#### RAW DATA ####

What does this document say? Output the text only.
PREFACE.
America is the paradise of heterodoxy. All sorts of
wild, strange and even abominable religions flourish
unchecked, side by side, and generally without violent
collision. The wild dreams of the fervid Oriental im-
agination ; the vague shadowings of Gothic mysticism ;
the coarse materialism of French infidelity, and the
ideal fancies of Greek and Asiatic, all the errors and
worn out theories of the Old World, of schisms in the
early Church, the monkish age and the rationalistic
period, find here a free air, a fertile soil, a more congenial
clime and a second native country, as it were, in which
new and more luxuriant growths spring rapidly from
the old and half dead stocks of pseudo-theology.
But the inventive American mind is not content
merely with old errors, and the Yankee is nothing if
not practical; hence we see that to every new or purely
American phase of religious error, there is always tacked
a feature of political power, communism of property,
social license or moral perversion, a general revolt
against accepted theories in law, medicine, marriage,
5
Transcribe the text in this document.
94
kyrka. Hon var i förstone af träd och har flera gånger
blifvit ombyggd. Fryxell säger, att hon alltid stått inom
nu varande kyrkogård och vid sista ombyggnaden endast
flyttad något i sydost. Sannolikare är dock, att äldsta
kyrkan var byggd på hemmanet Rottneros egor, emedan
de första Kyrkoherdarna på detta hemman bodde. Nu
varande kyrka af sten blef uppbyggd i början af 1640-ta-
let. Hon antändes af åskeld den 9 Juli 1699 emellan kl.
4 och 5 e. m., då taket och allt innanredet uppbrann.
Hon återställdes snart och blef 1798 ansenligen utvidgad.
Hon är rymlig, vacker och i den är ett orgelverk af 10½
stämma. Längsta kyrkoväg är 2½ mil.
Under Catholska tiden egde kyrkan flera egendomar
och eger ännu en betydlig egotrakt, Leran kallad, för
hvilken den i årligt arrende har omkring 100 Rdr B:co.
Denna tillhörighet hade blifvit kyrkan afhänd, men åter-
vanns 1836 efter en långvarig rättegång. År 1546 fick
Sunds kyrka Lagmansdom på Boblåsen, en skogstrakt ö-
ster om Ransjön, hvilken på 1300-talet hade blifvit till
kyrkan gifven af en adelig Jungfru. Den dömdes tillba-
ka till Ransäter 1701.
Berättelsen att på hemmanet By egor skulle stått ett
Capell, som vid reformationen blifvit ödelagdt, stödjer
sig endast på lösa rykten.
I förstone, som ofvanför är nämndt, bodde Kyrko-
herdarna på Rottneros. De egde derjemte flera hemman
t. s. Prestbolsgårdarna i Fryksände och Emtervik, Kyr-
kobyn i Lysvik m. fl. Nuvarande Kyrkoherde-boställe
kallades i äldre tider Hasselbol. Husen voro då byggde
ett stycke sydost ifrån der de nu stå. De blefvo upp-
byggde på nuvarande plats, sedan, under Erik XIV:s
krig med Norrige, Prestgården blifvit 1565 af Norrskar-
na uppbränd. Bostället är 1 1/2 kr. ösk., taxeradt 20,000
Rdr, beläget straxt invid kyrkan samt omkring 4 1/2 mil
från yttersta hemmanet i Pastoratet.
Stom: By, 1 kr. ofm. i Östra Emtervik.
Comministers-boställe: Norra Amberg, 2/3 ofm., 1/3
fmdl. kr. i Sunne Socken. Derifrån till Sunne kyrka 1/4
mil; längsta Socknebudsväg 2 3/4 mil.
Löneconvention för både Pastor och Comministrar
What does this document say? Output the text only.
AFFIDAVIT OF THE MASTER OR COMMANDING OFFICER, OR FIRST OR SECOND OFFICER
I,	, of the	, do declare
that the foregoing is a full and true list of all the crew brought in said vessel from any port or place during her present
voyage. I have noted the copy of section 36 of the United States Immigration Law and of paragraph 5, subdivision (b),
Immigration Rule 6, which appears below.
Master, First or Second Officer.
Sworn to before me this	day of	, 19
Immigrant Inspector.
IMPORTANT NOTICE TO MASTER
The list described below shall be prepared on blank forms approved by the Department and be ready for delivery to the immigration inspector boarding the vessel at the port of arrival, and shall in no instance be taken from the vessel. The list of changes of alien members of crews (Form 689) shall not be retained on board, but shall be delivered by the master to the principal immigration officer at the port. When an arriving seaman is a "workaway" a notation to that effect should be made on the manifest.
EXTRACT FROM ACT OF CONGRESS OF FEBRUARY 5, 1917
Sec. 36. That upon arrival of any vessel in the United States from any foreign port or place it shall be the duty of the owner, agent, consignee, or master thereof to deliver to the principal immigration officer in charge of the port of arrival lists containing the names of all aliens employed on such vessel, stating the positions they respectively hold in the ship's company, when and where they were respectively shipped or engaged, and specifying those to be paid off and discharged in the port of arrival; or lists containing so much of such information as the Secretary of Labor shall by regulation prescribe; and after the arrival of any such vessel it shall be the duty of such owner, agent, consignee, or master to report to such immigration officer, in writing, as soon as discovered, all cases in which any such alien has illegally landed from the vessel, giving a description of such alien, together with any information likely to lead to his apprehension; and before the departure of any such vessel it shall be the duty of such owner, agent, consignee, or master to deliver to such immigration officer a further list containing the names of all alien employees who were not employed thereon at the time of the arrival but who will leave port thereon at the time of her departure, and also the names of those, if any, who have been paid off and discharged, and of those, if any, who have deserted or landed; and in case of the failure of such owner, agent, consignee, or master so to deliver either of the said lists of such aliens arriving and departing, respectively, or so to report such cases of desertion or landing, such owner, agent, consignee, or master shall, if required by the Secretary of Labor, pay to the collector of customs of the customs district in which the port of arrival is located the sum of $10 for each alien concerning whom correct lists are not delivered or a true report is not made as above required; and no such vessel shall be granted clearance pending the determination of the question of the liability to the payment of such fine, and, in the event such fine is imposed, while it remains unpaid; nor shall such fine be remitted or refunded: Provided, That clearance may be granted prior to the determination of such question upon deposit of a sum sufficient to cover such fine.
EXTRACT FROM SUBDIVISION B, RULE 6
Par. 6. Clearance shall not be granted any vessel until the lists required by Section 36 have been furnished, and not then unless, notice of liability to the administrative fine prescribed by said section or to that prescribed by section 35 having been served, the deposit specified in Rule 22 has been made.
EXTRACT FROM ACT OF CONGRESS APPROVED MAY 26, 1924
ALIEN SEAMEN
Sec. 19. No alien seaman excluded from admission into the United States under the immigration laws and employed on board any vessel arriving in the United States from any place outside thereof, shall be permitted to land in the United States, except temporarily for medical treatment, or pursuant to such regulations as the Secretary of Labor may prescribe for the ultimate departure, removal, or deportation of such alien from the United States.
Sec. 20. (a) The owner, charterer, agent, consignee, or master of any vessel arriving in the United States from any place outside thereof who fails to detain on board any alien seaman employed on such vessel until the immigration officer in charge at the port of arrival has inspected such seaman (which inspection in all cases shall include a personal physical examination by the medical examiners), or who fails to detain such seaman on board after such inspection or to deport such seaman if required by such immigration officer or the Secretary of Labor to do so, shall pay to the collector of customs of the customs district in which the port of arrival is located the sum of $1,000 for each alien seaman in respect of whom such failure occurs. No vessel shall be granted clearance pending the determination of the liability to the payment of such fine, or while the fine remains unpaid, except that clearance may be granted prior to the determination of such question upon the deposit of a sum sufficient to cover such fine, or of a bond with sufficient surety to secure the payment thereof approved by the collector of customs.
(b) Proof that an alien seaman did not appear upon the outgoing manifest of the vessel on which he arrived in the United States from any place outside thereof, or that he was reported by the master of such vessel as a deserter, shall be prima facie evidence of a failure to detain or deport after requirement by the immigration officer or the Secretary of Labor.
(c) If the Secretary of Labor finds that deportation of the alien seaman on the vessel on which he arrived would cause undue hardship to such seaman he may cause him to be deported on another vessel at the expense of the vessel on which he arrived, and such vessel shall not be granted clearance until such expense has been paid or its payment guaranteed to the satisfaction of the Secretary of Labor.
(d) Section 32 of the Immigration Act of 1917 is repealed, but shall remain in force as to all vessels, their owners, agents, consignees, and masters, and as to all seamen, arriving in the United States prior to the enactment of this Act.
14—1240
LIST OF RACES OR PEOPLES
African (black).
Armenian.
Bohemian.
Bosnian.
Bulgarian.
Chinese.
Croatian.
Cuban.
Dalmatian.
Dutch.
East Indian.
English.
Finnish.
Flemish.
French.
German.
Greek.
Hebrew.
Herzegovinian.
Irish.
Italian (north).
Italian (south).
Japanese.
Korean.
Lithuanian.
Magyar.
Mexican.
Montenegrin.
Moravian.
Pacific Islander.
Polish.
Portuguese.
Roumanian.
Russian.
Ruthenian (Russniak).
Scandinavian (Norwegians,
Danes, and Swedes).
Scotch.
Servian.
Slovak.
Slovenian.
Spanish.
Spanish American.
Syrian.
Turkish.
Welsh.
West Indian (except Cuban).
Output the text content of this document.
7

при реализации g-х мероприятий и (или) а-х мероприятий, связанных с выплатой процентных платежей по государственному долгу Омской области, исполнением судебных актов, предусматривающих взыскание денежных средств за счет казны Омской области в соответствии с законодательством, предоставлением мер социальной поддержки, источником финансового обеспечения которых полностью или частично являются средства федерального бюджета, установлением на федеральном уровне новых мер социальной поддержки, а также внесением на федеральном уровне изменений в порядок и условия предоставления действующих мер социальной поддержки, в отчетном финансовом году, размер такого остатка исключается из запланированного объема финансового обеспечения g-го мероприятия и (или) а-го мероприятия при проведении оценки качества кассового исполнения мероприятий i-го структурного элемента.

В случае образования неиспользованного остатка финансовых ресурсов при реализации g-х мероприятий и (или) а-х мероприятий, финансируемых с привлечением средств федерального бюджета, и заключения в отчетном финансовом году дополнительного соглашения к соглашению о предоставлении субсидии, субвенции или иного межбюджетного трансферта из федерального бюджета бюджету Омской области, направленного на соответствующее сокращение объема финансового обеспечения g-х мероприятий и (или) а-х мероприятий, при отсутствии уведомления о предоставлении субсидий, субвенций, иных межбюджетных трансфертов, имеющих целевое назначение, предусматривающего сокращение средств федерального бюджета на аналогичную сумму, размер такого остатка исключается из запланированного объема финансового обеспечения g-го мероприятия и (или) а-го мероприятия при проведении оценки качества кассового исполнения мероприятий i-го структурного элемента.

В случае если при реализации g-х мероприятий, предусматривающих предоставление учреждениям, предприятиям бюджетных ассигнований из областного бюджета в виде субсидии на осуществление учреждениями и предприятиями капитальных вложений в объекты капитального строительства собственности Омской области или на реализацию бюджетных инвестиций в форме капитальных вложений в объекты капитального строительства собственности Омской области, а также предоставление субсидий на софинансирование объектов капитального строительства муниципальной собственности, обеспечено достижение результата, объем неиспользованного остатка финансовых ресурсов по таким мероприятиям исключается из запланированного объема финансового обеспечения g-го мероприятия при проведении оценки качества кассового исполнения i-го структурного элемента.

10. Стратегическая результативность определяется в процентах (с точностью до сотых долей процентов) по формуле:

####

» **REQUIRED TASK**: Show the lines of the records that include the string "sydost".

» **SOLUTION TO THE EXERCISE**:
flyttad något i sydost. Sannolikare är dock, att äldsta
ett stycke sydost ifrån der de nu stå. De blefvo upp-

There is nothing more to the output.